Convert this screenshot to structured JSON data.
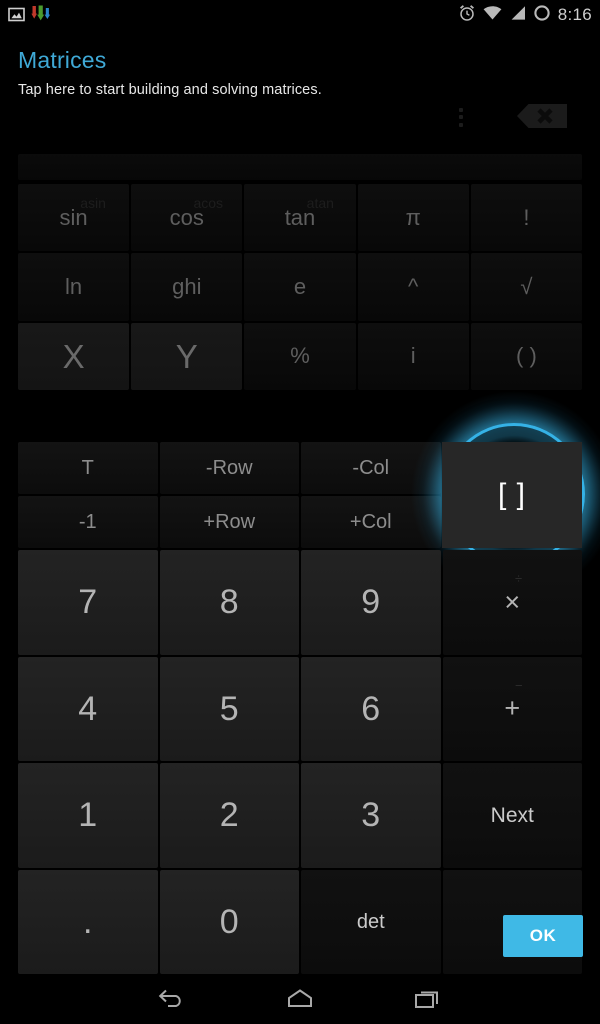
{
  "status_bar": {
    "left_icons": [
      {
        "name": "screenshot-icon",
        "label": "screenshot"
      },
      {
        "name": "downloads-icon",
        "label": "downloads"
      }
    ],
    "right_icons": [
      {
        "name": "alarm-icon",
        "label": "alarm"
      },
      {
        "name": "wifi-icon",
        "label": "wifi"
      },
      {
        "name": "signal-icon",
        "label": "cellular signal"
      },
      {
        "name": "battery-icon",
        "label": "battery"
      }
    ],
    "clock": "8:16"
  },
  "header": {
    "title": "Matrices",
    "title_color": "#3fa9d6",
    "subtitle": "Tap here to start building and solving matrices.",
    "overflow_label": "More options",
    "backspace_label": "Delete"
  },
  "display": {
    "value": ""
  },
  "function_keys": [
    {
      "main": "sin",
      "alt": "asin",
      "bright": false
    },
    {
      "main": "cos",
      "alt": "acos",
      "bright": false
    },
    {
      "main": "tan",
      "alt": "atan",
      "bright": false
    },
    {
      "main": "π",
      "alt": "",
      "bright": false
    },
    {
      "main": "!",
      "alt": "",
      "bright": false
    },
    {
      "main": "ln",
      "alt": "",
      "bright": false
    },
    {
      "main": "ghi",
      "alt": "",
      "bright": false
    },
    {
      "main": "e",
      "alt": "",
      "bright": false
    },
    {
      "main": "^",
      "alt": "",
      "bright": false
    },
    {
      "main": "√",
      "alt": "",
      "bright": false
    },
    {
      "main": "X",
      "alt": "",
      "bright": true
    },
    {
      "main": "Y",
      "alt": "",
      "bright": true
    },
    {
      "main": "%",
      "alt": "",
      "bright": false
    },
    {
      "main": "i",
      "alt": "",
      "bright": false
    },
    {
      "main": "( )",
      "alt": "",
      "bright": false
    }
  ],
  "matrix_op_keys": [
    {
      "main": "T"
    },
    {
      "main": "-Row"
    },
    {
      "main": "-Col"
    },
    {
      "main": "-1"
    },
    {
      "main": "+Row"
    },
    {
      "main": "+Col"
    }
  ],
  "focused_key": {
    "label": "[ ]",
    "name": "matrix-bracket-key",
    "ring_color": "#35b2e6"
  },
  "numeric_keys": [
    {
      "main": "7",
      "alt": "",
      "style": "digit"
    },
    {
      "main": "8",
      "alt": "",
      "style": "digit"
    },
    {
      "main": "9",
      "alt": "",
      "style": "digit"
    },
    {
      "main": "×",
      "alt": "÷",
      "style": "op"
    },
    {
      "main": "4",
      "alt": "",
      "style": "digit"
    },
    {
      "main": "5",
      "alt": "",
      "style": "digit"
    },
    {
      "main": "6",
      "alt": "",
      "style": "digit"
    },
    {
      "main": "+",
      "alt": "−",
      "style": "op"
    },
    {
      "main": "1",
      "alt": "",
      "style": "digit"
    },
    {
      "main": "2",
      "alt": "",
      "style": "digit"
    },
    {
      "main": "3",
      "alt": "",
      "style": "digit"
    },
    {
      "main": "Next",
      "alt": "",
      "style": "word"
    },
    {
      "main": ".",
      "alt": "",
      "style": "digit"
    },
    {
      "main": "0",
      "alt": "",
      "style": "digit"
    },
    {
      "main": "det",
      "alt": "",
      "style": "small"
    },
    {
      "main": "",
      "alt": "",
      "style": "blank"
    }
  ],
  "ok_button": {
    "label": "OK",
    "color": "#3fb9e6"
  },
  "nav_bar": {
    "back_label": "Back",
    "home_label": "Home",
    "recents_label": "Recent apps"
  }
}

BRIEF -
Generate a word-for-word copy of the preceding records, excluding all pictures.

CORRECT RESPONSE -
Convert this screenshot to structured JSON data.
{
  "status_bar": {
    "left_icons": [
      {
        "name": "screenshot-icon",
        "label": "screenshot"
      },
      {
        "name": "downloads-icon",
        "label": "downloads"
      }
    ],
    "right_icons": [
      {
        "name": "alarm-icon",
        "label": "alarm"
      },
      {
        "name": "wifi-icon",
        "label": "wifi"
      },
      {
        "name": "signal-icon",
        "label": "cellular signal"
      },
      {
        "name": "battery-icon",
        "label": "battery"
      }
    ],
    "clock": "8:16"
  },
  "header": {
    "title": "Matrices",
    "title_color": "#3fa9d6",
    "subtitle": "Tap here to start building and solving matrices.",
    "overflow_label": "More options",
    "backspace_label": "Delete"
  },
  "display": {
    "value": ""
  },
  "function_keys": [
    {
      "main": "sin",
      "alt": "asin",
      "bright": false
    },
    {
      "main": "cos",
      "alt": "acos",
      "bright": false
    },
    {
      "main": "tan",
      "alt": "atan",
      "bright": false
    },
    {
      "main": "π",
      "alt": "",
      "bright": false
    },
    {
      "main": "!",
      "alt": "",
      "bright": false
    },
    {
      "main": "ln",
      "alt": "",
      "bright": false
    },
    {
      "main": "ghi",
      "alt": "",
      "bright": false
    },
    {
      "main": "e",
      "alt": "",
      "bright": false
    },
    {
      "main": "^",
      "alt": "",
      "bright": false
    },
    {
      "main": "√",
      "alt": "",
      "bright": false
    },
    {
      "main": "X",
      "alt": "",
      "bright": true
    },
    {
      "main": "Y",
      "alt": "",
      "bright": true
    },
    {
      "main": "%",
      "alt": "",
      "bright": false
    },
    {
      "main": "i",
      "alt": "",
      "bright": false
    },
    {
      "main": "( )",
      "alt": "",
      "bright": false
    }
  ],
  "matrix_op_keys": [
    {
      "main": "T"
    },
    {
      "main": "-Row"
    },
    {
      "main": "-Col"
    },
    {
      "main": "-1"
    },
    {
      "main": "+Row"
    },
    {
      "main": "+Col"
    }
  ],
  "focused_key": {
    "label": "[ ]",
    "name": "matrix-bracket-key",
    "ring_color": "#35b2e6"
  },
  "numeric_keys": [
    {
      "main": "7",
      "alt": "",
      "style": "digit"
    },
    {
      "main": "8",
      "alt": "",
      "style": "digit"
    },
    {
      "main": "9",
      "alt": "",
      "style": "digit"
    },
    {
      "main": "×",
      "alt": "÷",
      "style": "op"
    },
    {
      "main": "4",
      "alt": "",
      "style": "digit"
    },
    {
      "main": "5",
      "alt": "",
      "style": "digit"
    },
    {
      "main": "6",
      "alt": "",
      "style": "digit"
    },
    {
      "main": "+",
      "alt": "−",
      "style": "op"
    },
    {
      "main": "1",
      "alt": "",
      "style": "digit"
    },
    {
      "main": "2",
      "alt": "",
      "style": "digit"
    },
    {
      "main": "3",
      "alt": "",
      "style": "digit"
    },
    {
      "main": "Next",
      "alt": "",
      "style": "word"
    },
    {
      "main": ".",
      "alt": "",
      "style": "digit"
    },
    {
      "main": "0",
      "alt": "",
      "style": "digit"
    },
    {
      "main": "det",
      "alt": "",
      "style": "small"
    },
    {
      "main": "",
      "alt": "",
      "style": "blank"
    }
  ],
  "ok_button": {
    "label": "OK",
    "color": "#3fb9e6"
  },
  "nav_bar": {
    "back_label": "Back",
    "home_label": "Home",
    "recents_label": "Recent apps"
  }
}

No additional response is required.